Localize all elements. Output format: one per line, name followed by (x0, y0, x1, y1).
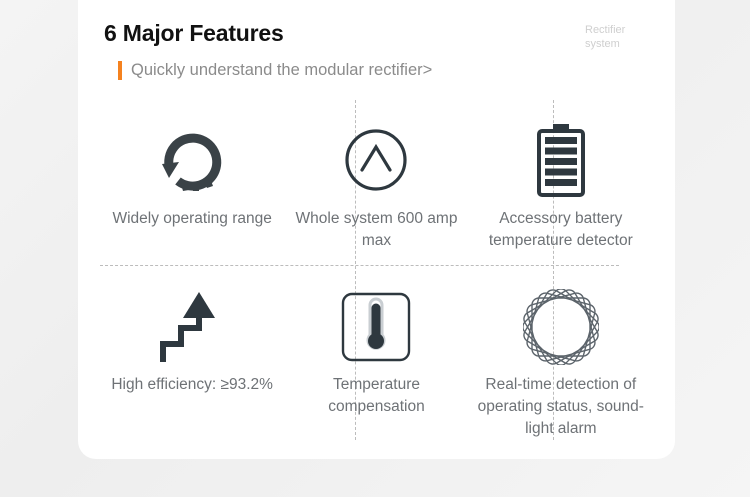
feature-card: 6 Major Features Quickly understand the … (78, 0, 675, 459)
feature-caption: Whole system 600 amp max (289, 208, 464, 252)
subtitle-row: Quickly understand the modular rectifier… (118, 60, 664, 80)
battery-full-icon (530, 114, 592, 206)
feature-item-whole-system-amp-max: Whole system 600 amp max (284, 100, 468, 266)
feature-item-high-efficiency: High efficiency: ≥93.2% (100, 266, 284, 440)
feature-caption: Widely operating range (112, 208, 271, 230)
page-title: 6 Major Features (104, 18, 664, 48)
stairs-up-arrow-icon (157, 282, 227, 372)
circle-chevron-up-icon (341, 114, 411, 206)
thermometer-icon (340, 282, 412, 372)
rotating-squares-alarm-icon (523, 282, 599, 372)
accent-bar (118, 61, 122, 80)
features-grid: Widely operating range Whole system 600 … (100, 100, 653, 440)
card-header: 6 Major Features Quickly understand the … (104, 18, 664, 80)
circular-arrow-icon (156, 114, 228, 206)
corner-watermark-label: Rectifier system (585, 23, 647, 51)
feature-item-real-time-detection: Real-time detection of operating status,… (469, 266, 653, 440)
feature-item-accessory-battery-temperature-detector: Accessory battery temperature detector (469, 100, 653, 266)
feature-caption: High efficiency: ≥93.2% (111, 374, 273, 396)
feature-caption: Temperature compensation (289, 374, 464, 418)
feature-caption: Accessory battery temperature detector (473, 208, 648, 252)
feature-caption: Real-time detection of operating status,… (473, 374, 648, 440)
subtitle: Quickly understand the modular rectifier… (131, 60, 432, 80)
feature-item-temperature-compensation: Temperature compensation (284, 266, 468, 440)
feature-item-widely-operating-range: Widely operating range (100, 100, 284, 266)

----

§ Task objective: Please copy the lines above word for word, starting at the line that contains "feature-card: 6 Major" and ending at the line that contains "feature-item-high-efficiency: High efficiency: ≥93.2%", with both of those lines included.

§ Solution below:
feature-card: 6 Major Features Quickly understand the … (78, 0, 675, 459)
feature-caption: Whole system 600 amp max (289, 208, 464, 252)
subtitle-row: Quickly understand the modular rectifier… (118, 60, 664, 80)
battery-full-icon (530, 114, 592, 206)
feature-item-whole-system-amp-max: Whole system 600 amp max (284, 100, 468, 266)
feature-item-high-efficiency: High efficiency: ≥93.2% (100, 266, 284, 440)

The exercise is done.